Aim of the task: Output all of the entries exactly as written.

Provided entries:
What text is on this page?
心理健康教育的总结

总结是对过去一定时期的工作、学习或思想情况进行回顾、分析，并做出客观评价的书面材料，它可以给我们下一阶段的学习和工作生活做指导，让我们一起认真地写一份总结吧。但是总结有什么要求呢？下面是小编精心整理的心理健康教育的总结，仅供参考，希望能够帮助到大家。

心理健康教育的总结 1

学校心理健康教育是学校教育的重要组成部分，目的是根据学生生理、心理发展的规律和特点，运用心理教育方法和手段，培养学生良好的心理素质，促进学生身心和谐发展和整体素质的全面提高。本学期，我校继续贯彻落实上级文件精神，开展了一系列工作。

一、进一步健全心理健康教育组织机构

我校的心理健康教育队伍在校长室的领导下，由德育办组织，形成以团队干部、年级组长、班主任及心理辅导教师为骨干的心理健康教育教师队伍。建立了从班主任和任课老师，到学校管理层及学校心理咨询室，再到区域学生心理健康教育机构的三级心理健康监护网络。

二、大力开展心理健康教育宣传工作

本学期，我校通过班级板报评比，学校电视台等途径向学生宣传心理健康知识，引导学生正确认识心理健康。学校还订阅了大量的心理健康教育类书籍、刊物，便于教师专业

Complete output:
What text is on this page?
心理健康教育的总结

总结是对过去一定时期的工作、学习或思想情况进行回顾、分析，并做出客观评价的书面材料，它可以给我们下一阶段的学习和工作生活做指导，让我们一起认真地写一份总结吧。但是总结有什么要求呢？下面是小编精心整理的心理健康教育的总结，仅供参考，希望能够帮助到大家。

心理健康教育的总结 1

学校心理健康教育是学校教育的重要组成部分，目的是根据学生生理、心理发展的规律和特点，运用心理教育方法和手段，培养学生良好的心理素质，促进学生身心和谐发展和整体素质的全面提高。本学期，我校继续贯彻落实上级文件精神，开展了一系列工作。

一、进一步健全心理健康教育组织机构

我校的心理健康教育队伍在校长室的领导下，由德育办组织，形成以团队干部、年级组长、班主任及心理辅导教师为骨干的心理健康教育教师队伍。建立了从班主任和任课老师，到学校管理层及学校心理咨询室，再到区域学生心理健康教育机构的三级心理健康监护网络。

二、大力开展心理健康教育宣传工作

本学期，我校通过班级板报评比，学校电视台等途径向学生宣传心理健康知识，引导学生正确认识心理健康。学校还订阅了大量的心理健康教育类书籍、刊物，便于教师专业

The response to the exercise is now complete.